» **Cosa si chiede**:
1) Secondo il testo sul dissenso in Russia, in quale giorno fu uccisa Anna Politkovskaja?
2) Elenca tutte le forme di dissenso sottile, ingegnoso, artistico e audace che il testo sul dissenso in Russia cita come esempi.
3) Prosegui il testo sul dissenso in Russia a partire dall'ultima frase riportata.

Due parole: dissenso e repressione in Russia in tempo di guerra

12 / 6 / 2023

Tra i miei tanti “sogni di gioventù” c’era quello di diventare giornalista, che per un attimo si era incrociato con quello di studiare all’università di San Pietroburgo, creando dunque la stupidissima idea di iscrivermi a giornalismo in Russia.

Per fortuna m’innamorai di un bassanese e decisi piuttosto di continuare ad imparare lingue slave a Venezia, perché in fondo, anche fossi diventata brava come lei, di fare la fine di Anna Politkovskaja, ammazzata il giorno del compleanno di Putin, non avevo nessuna voglia.

Difficile però sfuggire al russo a cavallo di un orso. Quasi rido. Mi trovavo all’ospedale psichiatrico di Brno l’anno scorso, in visita ad un’amica che non aveva retto lo scoppio della guerra vicina, quando un amico ceco mi disse che l’ONG in cui lavorava era già stata inserita nella black list di Putin.

Scrivo queste parole e un rumore molesto seppur innocuo alla finestra mi ricorda che l’orso sarà anche tozzo e non correrà veloce come un cavallo, ma se vede un pericolo ti fa passare ogni voglia di ridere.

Che fine fa il dissenso russo? Ma quale dissenso? C’è ancora qualcuno che ci prova?
Qualche mese fa sono venutə a sapere che dall’inizio della guerra all’Ucraina sono stati più di cinquanta gli incendi dolosi a sedi militari, automobili di alti dirigenti del corpo militare e uffici amministrativi in vari luoghi della Federazione Russa. Perché nessuno ne parla? Perché non passano le informazioni? Perché ci interessa solo quanti e quali carri armati manda la Germania? Mi chiedevo se fosse l’inizio di una guerra anche civile. Ma attivandomi ho scoperto come al solito che le informazioni vanno ricercate ed analizzate a fondo, per identificare un fenomeno e farsene un’idea.

Partiamo dunque da questo “dissenso violento” contro le cose per scoprire che il dissenso vero, in Russia, è spesso e soprattutto quello più sottile, ingegnoso, artistico ed audace. Torte con messaggi ribelli in vendita, affissioni sui muri, manifestazioni a viso scoperto, poesie, sculture come installazioni interattive in piazza. Mentre i suddetti incendi sono il frutto di nientemeno che delle truffe telefoniche, pianificate sì con un curioso interesse anti-mobilitazione e pro-ucraino, ma con il principale scopo di indurre lə malcapitatə a donare soldi “per la causa”, per salvare i soldati russi, o per farsi aiutare ad uscire dalla situazione in cui si è cacciatə con il suo attacco molotov.

» **Materiale fornito**:
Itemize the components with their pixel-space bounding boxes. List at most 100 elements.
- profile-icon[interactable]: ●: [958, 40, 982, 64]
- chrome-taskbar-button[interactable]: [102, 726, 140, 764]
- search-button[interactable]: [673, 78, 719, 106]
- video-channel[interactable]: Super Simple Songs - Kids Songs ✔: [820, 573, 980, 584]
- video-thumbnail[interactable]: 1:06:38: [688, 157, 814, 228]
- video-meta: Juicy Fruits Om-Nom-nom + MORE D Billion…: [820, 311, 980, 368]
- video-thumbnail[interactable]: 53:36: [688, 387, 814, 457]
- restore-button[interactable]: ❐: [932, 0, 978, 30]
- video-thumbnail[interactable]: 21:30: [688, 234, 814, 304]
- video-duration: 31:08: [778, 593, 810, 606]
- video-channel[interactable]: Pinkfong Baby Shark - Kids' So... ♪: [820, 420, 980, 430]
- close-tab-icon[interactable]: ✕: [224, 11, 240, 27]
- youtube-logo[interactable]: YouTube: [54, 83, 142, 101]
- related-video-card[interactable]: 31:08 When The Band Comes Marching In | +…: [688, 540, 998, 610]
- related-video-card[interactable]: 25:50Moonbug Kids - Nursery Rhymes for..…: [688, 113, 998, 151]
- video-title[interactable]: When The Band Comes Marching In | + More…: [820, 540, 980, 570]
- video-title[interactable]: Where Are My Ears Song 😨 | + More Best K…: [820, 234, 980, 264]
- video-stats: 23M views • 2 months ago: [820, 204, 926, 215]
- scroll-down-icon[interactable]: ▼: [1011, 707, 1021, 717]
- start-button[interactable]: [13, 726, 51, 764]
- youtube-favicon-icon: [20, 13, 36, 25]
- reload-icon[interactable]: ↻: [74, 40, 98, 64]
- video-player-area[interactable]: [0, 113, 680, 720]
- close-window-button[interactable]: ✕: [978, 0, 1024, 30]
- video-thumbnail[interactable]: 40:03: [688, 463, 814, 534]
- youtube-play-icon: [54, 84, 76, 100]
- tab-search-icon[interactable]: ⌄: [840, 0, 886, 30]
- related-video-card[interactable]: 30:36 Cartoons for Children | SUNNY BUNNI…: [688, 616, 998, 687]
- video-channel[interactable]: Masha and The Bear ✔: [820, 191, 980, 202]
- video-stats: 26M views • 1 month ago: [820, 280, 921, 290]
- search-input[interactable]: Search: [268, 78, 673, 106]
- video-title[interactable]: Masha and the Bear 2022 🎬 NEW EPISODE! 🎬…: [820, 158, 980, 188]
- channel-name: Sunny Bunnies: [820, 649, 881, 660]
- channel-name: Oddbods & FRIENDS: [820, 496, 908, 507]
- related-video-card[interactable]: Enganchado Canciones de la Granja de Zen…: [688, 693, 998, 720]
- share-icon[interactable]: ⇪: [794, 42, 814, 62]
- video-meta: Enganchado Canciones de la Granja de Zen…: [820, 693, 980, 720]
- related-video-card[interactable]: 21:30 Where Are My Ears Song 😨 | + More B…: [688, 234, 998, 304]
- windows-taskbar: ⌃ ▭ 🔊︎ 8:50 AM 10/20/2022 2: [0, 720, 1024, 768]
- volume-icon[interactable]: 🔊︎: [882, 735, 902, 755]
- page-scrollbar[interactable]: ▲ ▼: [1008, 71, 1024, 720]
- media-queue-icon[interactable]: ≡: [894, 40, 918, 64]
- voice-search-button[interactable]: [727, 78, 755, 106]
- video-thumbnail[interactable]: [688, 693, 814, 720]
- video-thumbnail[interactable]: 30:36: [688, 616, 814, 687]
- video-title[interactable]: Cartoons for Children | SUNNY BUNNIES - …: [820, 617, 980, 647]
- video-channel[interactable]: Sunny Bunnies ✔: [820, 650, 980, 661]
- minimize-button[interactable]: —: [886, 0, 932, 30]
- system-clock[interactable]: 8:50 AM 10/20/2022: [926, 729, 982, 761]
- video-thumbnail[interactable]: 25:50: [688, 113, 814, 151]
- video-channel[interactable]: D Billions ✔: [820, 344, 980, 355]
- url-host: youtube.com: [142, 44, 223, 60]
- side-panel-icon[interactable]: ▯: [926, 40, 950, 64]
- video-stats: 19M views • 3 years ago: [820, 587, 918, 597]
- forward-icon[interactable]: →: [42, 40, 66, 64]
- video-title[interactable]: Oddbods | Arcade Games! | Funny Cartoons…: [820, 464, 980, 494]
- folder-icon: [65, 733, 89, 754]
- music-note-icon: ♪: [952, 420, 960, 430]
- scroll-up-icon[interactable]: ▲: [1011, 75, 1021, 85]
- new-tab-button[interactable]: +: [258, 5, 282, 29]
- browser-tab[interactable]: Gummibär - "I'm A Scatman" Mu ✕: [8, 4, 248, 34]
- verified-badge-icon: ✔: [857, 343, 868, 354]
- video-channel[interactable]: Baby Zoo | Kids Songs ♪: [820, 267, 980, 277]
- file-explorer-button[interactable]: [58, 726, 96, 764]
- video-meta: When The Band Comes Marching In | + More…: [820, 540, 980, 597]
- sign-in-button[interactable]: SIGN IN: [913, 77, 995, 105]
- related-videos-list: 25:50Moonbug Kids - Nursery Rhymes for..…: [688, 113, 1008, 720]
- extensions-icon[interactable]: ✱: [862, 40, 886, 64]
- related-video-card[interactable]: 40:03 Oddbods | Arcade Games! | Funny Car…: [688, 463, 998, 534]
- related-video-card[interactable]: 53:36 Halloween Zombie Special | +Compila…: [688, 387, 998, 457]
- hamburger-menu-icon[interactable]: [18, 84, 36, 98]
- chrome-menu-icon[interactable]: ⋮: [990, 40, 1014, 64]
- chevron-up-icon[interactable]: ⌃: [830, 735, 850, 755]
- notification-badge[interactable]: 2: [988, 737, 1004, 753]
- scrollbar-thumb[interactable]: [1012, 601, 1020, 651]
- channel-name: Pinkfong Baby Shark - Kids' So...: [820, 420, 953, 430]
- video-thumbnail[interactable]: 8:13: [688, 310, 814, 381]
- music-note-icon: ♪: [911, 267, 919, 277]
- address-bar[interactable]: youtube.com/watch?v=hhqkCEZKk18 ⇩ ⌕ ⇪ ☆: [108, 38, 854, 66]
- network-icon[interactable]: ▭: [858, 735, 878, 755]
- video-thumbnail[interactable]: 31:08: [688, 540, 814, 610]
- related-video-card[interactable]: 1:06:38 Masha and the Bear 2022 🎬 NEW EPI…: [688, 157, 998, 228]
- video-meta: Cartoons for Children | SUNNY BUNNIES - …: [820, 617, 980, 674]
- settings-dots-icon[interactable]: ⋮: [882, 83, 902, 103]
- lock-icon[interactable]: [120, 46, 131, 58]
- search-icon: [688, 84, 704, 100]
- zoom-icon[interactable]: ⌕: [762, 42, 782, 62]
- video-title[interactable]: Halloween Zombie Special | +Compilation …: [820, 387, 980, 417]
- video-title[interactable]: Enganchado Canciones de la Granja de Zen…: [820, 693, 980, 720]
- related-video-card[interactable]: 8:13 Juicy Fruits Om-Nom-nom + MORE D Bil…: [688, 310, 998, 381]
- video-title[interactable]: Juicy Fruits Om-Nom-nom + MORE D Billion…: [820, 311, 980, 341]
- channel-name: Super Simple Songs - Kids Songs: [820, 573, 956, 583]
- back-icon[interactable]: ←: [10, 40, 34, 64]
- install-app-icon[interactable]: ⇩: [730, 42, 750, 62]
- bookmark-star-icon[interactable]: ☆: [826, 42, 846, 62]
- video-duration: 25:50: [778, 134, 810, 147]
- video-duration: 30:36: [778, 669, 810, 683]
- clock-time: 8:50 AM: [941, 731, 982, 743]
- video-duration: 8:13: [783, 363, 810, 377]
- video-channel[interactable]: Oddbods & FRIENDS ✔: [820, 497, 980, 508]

» **Risposte**:
1) Il giorno del compleanno di Putin.

2)
- Torte con messaggi ribelli in vendita
- Affissioni sui muri
- Manifestazioni a viso scoperto
- Poesie
- Sculture come installazioni interattive in piazza

3)
Difficile dire se tutti gli attacchi abbiano avuto questa matrice. Alcuni sono stati ricondotti all’estrema destra, altri non per forza a truffe. Difficile valutare perché questi attacchi si siano intensificati al momento della mobilitazione di fine settembre, se per ragioni politiche o di nuovo strumentali ai truffatori. Sappiamo che si presentano con una certa regolarità da fine febbraio dell’anno scorso, l’ultimo pochi giorni fa, il 7 giugno. Sono stati quasi cento, e chi li compie rischia fino a 20 anni di prigione con l’accusa di terrorismo[1].

Le pene per tradimento dello Stato sono state aggravate di recente, a metà aprile. Il tradimento massimo, inteso come spionaggio o diffusione di informazioni segrete, può essere ora punito anche con sentenze di carcere a vita. Tra vari altri reati ci sono poi gli atti terroristici (fino a vent’anni appunto), l’incitazione ad essi (7 anni) e la concorrenza di reato (15 anni). Non si fanno sconti a nessuno, che le loro azioni siano indotte da una truffa o meno, e dure conseguenze toccano ora a chiunque compia un’azione di protesta contro la guerra.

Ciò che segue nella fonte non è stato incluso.